WHAT YOU WILL DO: Will you extract the entries word for word? Images should not appear in the copy.

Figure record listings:
[BEGIN]
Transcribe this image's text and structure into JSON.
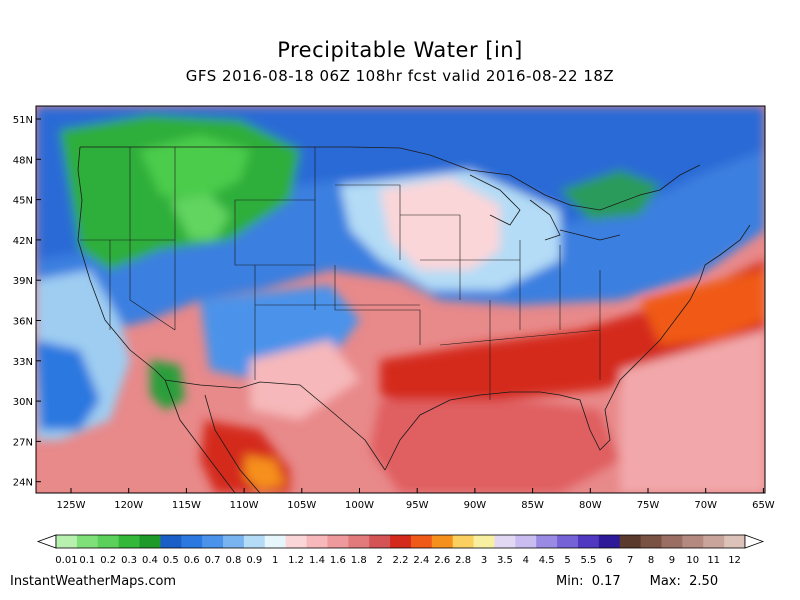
{
  "title": "Precipitable Water [in]",
  "subtitle": "GFS 2016-08-18 06Z 108hr fcst valid 2016-08-22 18Z",
  "map": {
    "lat_labels": [
      "51N",
      "48N",
      "45N",
      "42N",
      "39N",
      "36N",
      "33N",
      "30N",
      "27N",
      "24N"
    ],
    "lon_labels": [
      "125W",
      "120W",
      "115W",
      "110W",
      "105W",
      "100W",
      "95W",
      "90W",
      "85W",
      "80W",
      "75W",
      "70W",
      "65W"
    ]
  },
  "colorbar": {
    "labels": [
      "0.01",
      "0.1",
      "0.2",
      "0.3",
      "0.4",
      "0.5",
      "0.6",
      "0.7",
      "0.8",
      "0.9",
      "1",
      "1.2",
      "1.4",
      "1.6",
      "1.8",
      "2",
      "2.2",
      "2.4",
      "2.6",
      "2.8",
      "3",
      "3.5",
      "4",
      "4.5",
      "5",
      "5.5",
      "6",
      "7",
      "8",
      "9",
      "10",
      "11",
      "12"
    ],
    "colors": [
      "#b8f0b0",
      "#7fe07a",
      "#5bd05a",
      "#33b83a",
      "#1e9a2a",
      "#1a5fc8",
      "#2a78e0",
      "#4b93ea",
      "#7ab4f0",
      "#b4dcf6",
      "#e6f6fb",
      "#fbd6d8",
      "#f6b8ba",
      "#ee9a9c",
      "#e27a7c",
      "#d45456",
      "#d42a1c",
      "#f05a18",
      "#f6901c",
      "#fbd060",
      "#f8f0a0",
      "#e2d8f4",
      "#c8bcf0",
      "#9a8ae4",
      "#7462d6",
      "#5038c0",
      "#2e1a98",
      "#5a3a2c",
      "#7a5244",
      "#9a6e62",
      "#b48a80",
      "#c8a49a",
      "#dcc2b8"
    ]
  },
  "footer": {
    "site": "InstantWeatherMaps.com",
    "min_label": "Min:",
    "min_value": "0.17",
    "max_label": "Max:",
    "max_value": "2.50"
  }
}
[END]
FINAL RESULT:
Transcribe this image's text and structure into JSON.
{
  "title": "Precipitable Water [in]",
  "subtitle": "GFS 2016-08-18 06Z 108hr fcst valid 2016-08-22 18Z",
  "map": {
    "lat_labels": [
      "51N",
      "48N",
      "45N",
      "42N",
      "39N",
      "36N",
      "33N",
      "30N",
      "27N",
      "24N"
    ],
    "lon_labels": [
      "125W",
      "120W",
      "115W",
      "110W",
      "105W",
      "100W",
      "95W",
      "90W",
      "85W",
      "80W",
      "75W",
      "70W",
      "65W"
    ]
  },
  "colorbar": {
    "labels": [
      "0.01",
      "0.1",
      "0.2",
      "0.3",
      "0.4",
      "0.5",
      "0.6",
      "0.7",
      "0.8",
      "0.9",
      "1",
      "1.2",
      "1.4",
      "1.6",
      "1.8",
      "2",
      "2.2",
      "2.4",
      "2.6",
      "2.8",
      "3",
      "3.5",
      "4",
      "4.5",
      "5",
      "5.5",
      "6",
      "7",
      "8",
      "9",
      "10",
      "11",
      "12"
    ],
    "colors": [
      "#b8f0b0",
      "#7fe07a",
      "#5bd05a",
      "#33b83a",
      "#1e9a2a",
      "#1a5fc8",
      "#2a78e0",
      "#4b93ea",
      "#7ab4f0",
      "#b4dcf6",
      "#e6f6fb",
      "#fbd6d8",
      "#f6b8ba",
      "#ee9a9c",
      "#e27a7c",
      "#d45456",
      "#d42a1c",
      "#f05a18",
      "#f6901c",
      "#fbd060",
      "#f8f0a0",
      "#e2d8f4",
      "#c8bcf0",
      "#9a8ae4",
      "#7462d6",
      "#5038c0",
      "#2e1a98",
      "#5a3a2c",
      "#7a5244",
      "#9a6e62",
      "#b48a80",
      "#c8a49a",
      "#dcc2b8"
    ]
  },
  "footer": {
    "site": "InstantWeatherMaps.com",
    "min_label": "Min:",
    "min_value": "0.17",
    "max_label": "Max:",
    "max_value": "2.50"
  }
}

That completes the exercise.